- _Data shown_

— Start —

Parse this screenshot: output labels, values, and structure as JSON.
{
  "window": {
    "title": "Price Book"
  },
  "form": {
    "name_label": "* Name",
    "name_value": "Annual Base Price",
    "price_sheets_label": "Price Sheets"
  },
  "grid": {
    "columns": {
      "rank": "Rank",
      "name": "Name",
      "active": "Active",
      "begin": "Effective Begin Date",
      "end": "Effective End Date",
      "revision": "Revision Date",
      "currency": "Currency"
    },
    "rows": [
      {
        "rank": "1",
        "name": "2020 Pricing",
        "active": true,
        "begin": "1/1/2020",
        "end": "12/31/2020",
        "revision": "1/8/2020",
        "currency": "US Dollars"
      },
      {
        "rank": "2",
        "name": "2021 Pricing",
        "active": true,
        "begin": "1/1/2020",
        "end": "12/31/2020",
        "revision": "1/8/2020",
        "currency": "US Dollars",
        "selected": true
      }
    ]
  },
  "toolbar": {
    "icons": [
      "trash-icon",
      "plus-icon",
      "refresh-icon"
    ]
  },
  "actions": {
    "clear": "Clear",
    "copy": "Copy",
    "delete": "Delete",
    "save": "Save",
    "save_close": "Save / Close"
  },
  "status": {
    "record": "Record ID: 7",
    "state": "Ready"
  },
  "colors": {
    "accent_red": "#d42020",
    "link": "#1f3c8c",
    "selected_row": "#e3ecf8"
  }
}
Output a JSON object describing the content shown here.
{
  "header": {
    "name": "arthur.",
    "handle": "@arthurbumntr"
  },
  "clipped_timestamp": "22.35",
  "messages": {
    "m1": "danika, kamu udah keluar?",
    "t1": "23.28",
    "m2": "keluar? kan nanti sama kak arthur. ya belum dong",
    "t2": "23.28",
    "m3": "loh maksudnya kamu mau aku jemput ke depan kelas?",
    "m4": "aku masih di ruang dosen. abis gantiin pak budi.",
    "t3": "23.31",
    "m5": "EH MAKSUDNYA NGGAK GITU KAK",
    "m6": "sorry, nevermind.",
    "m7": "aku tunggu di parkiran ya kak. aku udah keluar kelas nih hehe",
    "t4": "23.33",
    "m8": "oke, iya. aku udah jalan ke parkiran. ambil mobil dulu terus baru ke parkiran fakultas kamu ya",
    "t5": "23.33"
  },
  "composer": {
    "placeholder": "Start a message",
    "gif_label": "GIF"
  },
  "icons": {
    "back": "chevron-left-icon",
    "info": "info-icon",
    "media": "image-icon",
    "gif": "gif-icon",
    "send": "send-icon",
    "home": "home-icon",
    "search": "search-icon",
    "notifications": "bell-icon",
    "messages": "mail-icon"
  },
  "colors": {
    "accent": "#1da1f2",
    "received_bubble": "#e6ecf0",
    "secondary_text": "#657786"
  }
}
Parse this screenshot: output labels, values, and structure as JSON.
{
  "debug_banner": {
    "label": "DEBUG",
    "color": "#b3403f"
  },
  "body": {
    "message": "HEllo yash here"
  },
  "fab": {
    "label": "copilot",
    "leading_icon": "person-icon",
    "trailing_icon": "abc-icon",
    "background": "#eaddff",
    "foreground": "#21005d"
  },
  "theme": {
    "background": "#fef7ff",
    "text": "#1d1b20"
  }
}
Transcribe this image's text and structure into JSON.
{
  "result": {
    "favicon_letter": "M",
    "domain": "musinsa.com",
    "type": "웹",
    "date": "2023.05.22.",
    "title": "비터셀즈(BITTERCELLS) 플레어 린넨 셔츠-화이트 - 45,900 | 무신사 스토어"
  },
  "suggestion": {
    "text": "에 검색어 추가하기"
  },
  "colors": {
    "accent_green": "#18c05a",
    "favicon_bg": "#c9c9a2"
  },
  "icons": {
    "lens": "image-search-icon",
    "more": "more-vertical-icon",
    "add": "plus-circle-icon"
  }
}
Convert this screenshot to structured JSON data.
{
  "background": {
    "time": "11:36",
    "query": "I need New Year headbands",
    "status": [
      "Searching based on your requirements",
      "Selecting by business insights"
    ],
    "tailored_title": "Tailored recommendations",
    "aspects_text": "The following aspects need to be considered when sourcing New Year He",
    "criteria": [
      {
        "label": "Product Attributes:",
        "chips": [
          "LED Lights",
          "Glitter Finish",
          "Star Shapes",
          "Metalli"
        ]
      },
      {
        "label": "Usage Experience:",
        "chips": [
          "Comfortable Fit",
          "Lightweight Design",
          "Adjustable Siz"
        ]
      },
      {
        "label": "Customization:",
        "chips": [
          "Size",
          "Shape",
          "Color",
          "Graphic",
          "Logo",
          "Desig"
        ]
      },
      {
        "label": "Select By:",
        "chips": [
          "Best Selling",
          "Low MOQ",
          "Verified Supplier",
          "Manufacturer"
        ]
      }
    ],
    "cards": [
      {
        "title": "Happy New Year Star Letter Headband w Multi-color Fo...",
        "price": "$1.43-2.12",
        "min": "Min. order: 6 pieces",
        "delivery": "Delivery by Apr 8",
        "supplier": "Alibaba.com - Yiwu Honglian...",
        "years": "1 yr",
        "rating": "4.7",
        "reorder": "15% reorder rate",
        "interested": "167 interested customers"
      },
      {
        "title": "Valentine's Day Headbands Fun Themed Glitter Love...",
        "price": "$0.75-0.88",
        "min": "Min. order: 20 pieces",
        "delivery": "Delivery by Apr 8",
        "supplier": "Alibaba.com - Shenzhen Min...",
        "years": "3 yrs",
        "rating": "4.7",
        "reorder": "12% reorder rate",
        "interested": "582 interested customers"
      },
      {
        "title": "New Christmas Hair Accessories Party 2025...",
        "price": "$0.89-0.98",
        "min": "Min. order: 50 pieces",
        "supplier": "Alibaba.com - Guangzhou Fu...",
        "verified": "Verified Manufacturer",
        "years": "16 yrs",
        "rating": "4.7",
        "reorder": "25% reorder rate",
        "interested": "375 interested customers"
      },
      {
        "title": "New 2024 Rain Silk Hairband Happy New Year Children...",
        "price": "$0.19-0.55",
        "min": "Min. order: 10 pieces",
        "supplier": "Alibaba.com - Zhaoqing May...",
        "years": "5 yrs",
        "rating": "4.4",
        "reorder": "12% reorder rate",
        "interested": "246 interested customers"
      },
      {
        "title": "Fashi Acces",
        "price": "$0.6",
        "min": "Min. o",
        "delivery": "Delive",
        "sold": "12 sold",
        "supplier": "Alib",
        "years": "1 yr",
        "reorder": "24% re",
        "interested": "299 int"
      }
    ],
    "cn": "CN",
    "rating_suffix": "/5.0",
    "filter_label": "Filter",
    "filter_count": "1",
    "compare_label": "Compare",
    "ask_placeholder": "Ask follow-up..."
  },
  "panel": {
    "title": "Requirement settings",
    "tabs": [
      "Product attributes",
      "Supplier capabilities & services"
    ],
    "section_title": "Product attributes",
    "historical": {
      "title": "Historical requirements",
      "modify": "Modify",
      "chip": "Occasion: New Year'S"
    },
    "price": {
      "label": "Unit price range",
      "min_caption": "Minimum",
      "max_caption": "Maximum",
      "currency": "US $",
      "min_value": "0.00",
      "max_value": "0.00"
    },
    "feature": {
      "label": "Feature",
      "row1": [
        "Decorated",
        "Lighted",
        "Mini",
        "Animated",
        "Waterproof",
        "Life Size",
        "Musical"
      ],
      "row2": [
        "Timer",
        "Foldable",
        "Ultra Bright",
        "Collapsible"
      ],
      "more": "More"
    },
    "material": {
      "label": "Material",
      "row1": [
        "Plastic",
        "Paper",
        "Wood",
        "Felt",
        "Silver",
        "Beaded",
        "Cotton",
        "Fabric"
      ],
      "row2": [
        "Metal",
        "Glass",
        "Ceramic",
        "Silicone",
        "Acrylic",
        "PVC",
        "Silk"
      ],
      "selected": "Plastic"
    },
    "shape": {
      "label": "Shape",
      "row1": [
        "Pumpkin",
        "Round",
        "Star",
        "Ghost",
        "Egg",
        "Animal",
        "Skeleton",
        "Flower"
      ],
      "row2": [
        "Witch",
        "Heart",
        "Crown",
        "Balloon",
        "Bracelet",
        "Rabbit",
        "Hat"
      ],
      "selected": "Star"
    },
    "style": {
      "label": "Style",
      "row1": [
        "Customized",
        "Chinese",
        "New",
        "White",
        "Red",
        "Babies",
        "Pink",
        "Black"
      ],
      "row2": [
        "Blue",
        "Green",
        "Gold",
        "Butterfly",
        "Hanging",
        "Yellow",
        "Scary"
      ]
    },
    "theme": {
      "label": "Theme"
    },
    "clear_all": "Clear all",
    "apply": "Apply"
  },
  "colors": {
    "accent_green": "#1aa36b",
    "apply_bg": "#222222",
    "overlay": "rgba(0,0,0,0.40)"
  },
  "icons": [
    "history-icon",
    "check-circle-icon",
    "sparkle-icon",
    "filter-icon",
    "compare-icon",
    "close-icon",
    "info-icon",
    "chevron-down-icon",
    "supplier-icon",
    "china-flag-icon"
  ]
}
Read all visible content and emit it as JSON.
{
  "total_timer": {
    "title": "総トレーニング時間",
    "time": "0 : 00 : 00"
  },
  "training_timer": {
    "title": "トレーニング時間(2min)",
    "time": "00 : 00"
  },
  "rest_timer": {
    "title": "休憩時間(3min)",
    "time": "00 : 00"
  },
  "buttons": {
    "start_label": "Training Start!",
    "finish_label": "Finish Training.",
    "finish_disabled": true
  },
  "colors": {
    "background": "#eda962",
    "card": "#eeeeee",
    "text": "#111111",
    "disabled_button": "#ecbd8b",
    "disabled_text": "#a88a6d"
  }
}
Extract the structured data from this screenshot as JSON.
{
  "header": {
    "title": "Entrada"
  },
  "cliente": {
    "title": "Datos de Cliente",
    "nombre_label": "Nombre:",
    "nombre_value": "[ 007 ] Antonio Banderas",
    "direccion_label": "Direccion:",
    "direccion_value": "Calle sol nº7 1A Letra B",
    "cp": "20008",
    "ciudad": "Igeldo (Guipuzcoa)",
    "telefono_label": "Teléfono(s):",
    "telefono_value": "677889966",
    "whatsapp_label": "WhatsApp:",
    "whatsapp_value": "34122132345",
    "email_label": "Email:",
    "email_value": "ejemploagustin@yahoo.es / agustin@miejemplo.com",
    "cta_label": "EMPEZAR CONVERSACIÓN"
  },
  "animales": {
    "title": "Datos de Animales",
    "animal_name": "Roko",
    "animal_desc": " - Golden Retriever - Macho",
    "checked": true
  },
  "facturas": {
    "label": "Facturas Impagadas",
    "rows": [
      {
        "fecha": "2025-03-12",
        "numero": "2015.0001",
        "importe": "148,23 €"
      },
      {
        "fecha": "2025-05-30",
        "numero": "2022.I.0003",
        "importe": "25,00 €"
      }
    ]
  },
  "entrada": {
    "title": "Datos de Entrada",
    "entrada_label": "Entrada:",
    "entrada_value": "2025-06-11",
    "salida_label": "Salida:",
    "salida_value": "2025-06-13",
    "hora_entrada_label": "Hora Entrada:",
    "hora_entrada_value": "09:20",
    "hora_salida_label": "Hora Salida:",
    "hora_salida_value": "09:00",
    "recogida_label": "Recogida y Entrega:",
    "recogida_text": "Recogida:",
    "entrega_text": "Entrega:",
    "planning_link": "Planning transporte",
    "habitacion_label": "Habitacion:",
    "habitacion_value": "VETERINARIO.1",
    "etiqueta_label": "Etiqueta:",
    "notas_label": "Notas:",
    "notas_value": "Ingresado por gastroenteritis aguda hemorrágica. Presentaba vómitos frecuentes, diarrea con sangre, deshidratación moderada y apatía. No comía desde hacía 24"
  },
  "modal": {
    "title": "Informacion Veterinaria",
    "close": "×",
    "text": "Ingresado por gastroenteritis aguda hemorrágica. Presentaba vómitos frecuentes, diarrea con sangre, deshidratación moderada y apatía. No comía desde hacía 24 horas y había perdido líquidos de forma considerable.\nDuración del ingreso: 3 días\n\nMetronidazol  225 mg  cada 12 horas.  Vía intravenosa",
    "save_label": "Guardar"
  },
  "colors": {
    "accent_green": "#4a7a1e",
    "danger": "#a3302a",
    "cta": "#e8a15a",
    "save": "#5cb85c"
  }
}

— End —

- _Your instructions_
Filter the data for the string "circle" and copy every line that has it.

- _Final result_
    "add": "plus-circle-icon"
    "check-circle-icon",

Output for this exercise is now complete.